■ **Description of the task**:
Copy, from the entries below, each line in which the string "nuke" appears.

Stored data

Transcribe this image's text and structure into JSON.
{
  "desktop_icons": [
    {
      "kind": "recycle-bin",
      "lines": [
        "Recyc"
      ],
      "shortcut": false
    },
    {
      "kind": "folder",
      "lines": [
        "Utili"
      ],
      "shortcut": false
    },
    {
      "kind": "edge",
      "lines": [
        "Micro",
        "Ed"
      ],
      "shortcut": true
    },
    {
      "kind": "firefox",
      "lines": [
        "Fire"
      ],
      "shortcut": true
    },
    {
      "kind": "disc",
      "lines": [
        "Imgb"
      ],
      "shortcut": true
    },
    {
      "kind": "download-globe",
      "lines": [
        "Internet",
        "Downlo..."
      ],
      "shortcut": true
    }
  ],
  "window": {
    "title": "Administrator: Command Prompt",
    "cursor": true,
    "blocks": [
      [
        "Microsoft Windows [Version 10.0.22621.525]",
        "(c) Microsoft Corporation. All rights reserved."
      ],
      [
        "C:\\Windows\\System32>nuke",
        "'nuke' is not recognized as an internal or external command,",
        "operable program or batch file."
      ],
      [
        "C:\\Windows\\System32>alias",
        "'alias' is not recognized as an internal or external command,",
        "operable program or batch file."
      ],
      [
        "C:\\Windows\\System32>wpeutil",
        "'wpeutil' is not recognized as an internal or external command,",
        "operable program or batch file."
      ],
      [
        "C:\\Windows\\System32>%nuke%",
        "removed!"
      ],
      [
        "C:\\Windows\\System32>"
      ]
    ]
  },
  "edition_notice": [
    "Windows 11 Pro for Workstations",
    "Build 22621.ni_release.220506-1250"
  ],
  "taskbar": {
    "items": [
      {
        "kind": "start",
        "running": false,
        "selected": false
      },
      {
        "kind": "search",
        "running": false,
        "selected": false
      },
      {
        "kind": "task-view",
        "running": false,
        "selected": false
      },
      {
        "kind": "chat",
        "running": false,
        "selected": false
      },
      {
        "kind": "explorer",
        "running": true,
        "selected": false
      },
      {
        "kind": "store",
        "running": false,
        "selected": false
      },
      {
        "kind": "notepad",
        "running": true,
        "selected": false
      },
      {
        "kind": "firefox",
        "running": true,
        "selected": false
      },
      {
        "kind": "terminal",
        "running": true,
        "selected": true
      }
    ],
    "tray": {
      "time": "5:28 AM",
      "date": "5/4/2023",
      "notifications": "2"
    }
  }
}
---
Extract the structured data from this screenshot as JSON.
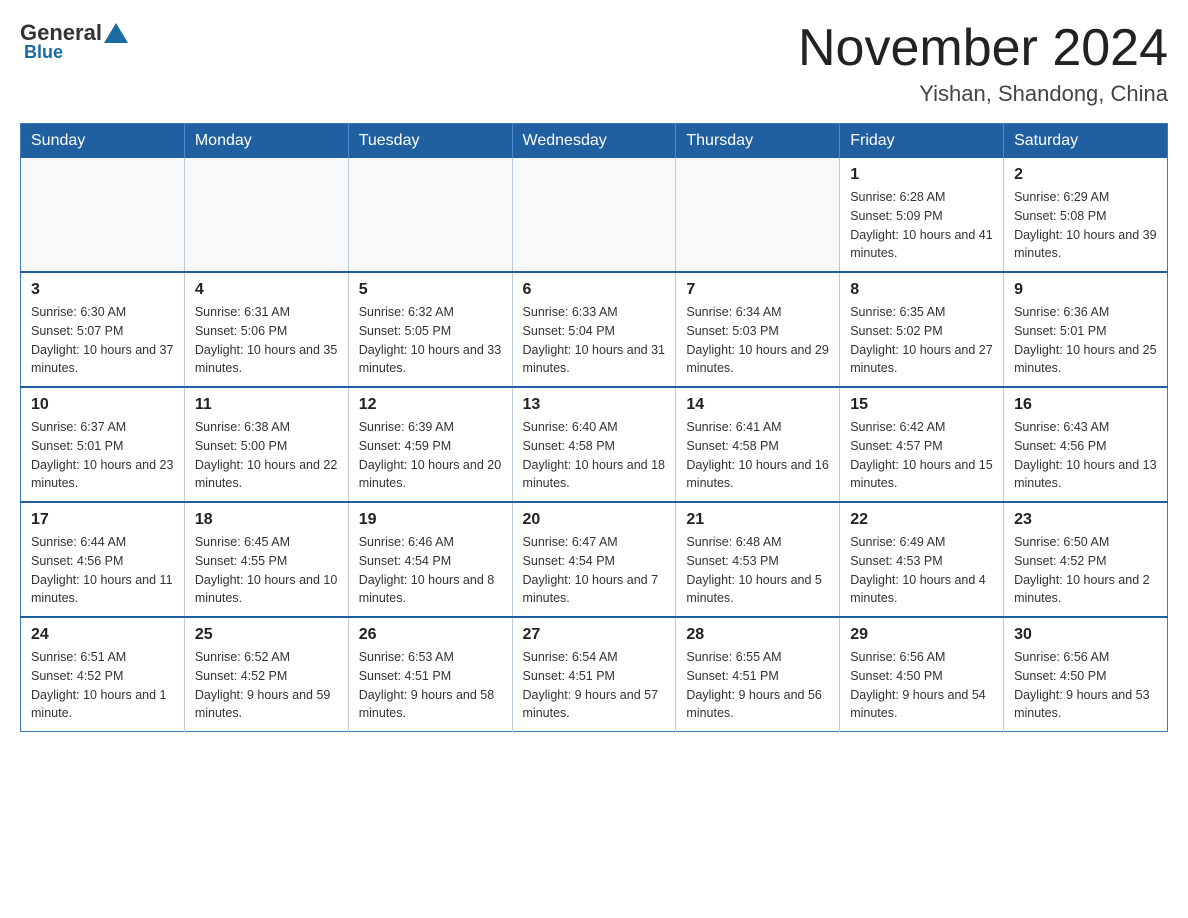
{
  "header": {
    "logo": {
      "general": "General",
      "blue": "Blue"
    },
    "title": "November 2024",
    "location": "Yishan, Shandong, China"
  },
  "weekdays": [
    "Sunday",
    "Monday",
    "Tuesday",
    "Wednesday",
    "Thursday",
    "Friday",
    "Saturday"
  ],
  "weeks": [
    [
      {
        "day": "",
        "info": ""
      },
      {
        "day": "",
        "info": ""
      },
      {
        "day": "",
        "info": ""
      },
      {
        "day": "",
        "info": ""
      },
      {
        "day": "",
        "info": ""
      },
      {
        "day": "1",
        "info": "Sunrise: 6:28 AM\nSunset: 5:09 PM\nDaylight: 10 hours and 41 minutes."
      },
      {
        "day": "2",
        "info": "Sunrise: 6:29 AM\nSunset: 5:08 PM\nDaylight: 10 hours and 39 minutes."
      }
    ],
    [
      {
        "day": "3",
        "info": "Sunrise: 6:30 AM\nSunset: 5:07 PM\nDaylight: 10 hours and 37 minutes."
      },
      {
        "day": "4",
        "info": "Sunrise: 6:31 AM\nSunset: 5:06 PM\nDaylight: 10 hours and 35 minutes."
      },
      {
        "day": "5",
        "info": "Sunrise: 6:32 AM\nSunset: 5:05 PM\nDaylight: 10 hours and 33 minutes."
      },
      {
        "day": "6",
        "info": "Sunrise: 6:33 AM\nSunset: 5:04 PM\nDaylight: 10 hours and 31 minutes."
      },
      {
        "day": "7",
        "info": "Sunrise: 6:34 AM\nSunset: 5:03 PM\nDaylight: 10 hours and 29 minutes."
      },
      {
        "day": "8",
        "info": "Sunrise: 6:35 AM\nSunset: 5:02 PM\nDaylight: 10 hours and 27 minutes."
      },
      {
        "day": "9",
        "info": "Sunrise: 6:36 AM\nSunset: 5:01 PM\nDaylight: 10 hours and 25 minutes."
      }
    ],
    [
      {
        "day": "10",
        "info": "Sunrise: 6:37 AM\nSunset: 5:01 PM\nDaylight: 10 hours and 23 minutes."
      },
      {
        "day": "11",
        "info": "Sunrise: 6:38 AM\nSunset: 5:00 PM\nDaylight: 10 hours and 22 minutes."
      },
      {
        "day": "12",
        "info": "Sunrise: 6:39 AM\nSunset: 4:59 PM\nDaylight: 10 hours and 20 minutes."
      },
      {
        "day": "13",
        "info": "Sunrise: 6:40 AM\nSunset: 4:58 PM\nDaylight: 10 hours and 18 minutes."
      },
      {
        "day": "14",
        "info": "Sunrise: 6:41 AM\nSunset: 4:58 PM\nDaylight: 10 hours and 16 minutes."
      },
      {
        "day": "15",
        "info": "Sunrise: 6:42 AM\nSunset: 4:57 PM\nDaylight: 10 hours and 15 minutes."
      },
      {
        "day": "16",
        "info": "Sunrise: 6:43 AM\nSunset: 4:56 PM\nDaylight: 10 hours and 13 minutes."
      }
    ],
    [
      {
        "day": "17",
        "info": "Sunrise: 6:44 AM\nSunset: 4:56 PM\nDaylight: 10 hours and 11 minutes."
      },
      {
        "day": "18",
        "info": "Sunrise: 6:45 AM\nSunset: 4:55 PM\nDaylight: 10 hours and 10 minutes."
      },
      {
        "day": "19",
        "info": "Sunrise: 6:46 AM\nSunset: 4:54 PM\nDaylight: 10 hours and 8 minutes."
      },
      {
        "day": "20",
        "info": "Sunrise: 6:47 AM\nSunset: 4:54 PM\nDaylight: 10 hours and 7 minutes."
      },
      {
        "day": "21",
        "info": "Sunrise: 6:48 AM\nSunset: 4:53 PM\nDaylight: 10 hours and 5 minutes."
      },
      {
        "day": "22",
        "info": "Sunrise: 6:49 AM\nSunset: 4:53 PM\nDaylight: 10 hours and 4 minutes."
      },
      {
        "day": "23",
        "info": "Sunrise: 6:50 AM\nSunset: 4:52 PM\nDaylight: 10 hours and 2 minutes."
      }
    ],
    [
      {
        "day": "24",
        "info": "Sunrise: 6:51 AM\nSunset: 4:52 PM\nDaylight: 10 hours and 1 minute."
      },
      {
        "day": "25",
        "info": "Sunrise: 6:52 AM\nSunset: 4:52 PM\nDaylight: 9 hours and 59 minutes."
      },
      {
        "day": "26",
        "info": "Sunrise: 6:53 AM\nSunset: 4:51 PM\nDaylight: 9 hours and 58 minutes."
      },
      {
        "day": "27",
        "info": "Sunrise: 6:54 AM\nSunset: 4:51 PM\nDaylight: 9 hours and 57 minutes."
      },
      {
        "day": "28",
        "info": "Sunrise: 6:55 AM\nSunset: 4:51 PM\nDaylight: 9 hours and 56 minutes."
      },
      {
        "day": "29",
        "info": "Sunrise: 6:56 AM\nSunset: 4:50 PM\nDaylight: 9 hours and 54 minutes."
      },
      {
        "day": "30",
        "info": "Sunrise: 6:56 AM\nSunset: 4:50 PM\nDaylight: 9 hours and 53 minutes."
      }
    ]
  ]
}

■ **Answer in full**:
        "C:\\Windows\\System32>nuke",
        "'nuke' is not recognized as an internal or external command,",
        "C:\\Windows\\System32>%nuke%",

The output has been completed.